Request: Reproduce every record below exactly as it appears.
--- BEGIN Data shown ---
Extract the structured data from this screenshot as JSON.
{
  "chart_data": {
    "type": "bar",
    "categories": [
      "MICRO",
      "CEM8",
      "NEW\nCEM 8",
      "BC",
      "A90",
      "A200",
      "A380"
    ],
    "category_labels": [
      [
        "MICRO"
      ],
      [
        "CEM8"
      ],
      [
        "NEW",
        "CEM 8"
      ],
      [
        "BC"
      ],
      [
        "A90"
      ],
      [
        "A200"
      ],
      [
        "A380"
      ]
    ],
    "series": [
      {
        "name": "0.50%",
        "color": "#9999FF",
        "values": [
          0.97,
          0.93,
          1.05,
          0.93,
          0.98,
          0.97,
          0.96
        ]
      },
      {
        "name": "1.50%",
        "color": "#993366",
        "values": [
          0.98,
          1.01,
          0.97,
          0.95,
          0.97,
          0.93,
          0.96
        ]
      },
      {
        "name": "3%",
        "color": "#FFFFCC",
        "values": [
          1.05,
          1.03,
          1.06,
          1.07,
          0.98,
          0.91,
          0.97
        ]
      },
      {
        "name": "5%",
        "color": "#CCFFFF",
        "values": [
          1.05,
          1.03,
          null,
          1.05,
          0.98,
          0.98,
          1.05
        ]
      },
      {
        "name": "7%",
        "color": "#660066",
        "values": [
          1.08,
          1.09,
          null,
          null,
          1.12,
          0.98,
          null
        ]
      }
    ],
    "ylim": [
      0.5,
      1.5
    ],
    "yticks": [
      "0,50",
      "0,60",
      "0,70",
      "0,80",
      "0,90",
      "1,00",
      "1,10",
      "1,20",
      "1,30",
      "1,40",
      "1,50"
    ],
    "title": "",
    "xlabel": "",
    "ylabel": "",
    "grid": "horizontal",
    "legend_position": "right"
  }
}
--- END Data shown ---
Complete response:
Extract the structured data from this screenshot as JSON.
{
  "chart_data": {
    "type": "bar",
    "categories": [
      "MICRO",
      "CEM8",
      "NEW\nCEM 8",
      "BC",
      "A90",
      "A200",
      "A380"
    ],
    "category_labels": [
      [
        "MICRO"
      ],
      [
        "CEM8"
      ],
      [
        "NEW",
        "CEM 8"
      ],
      [
        "BC"
      ],
      [
        "A90"
      ],
      [
        "A200"
      ],
      [
        "A380"
      ]
    ],
    "series": [
      {
        "name": "0.50%",
        "color": "#9999FF",
        "values": [
          0.97,
          0.93,
          1.05,
          0.93,
          0.98,
          0.97,
          0.96
        ]
      },
      {
        "name": "1.50%",
        "color": "#993366",
        "values": [
          0.98,
          1.01,
          0.97,
          0.95,
          0.97,
          0.93,
          0.96
        ]
      },
      {
        "name": "3%",
        "color": "#FFFFCC",
        "values": [
          1.05,
          1.03,
          1.06,
          1.07,
          0.98,
          0.91,
          0.97
        ]
      },
      {
        "name": "5%",
        "color": "#CCFFFF",
        "values": [
          1.05,
          1.03,
          null,
          1.05,
          0.98,
          0.98,
          1.05
        ]
      },
      {
        "name": "7%",
        "color": "#660066",
        "values": [
          1.08,
          1.09,
          null,
          null,
          1.12,
          0.98,
          null
        ]
      }
    ],
    "ylim": [
      0.5,
      1.5
    ],
    "yticks": [
      "0,50",
      "0,60",
      "0,70",
      "0,80",
      "0,90",
      "1,00",
      "1,10",
      "1,20",
      "1,30",
      "1,40",
      "1,50"
    ],
    "title": "",
    "xlabel": "",
    "ylabel": "",
    "grid": "horizontal",
    "legend_position": "right"
  }
}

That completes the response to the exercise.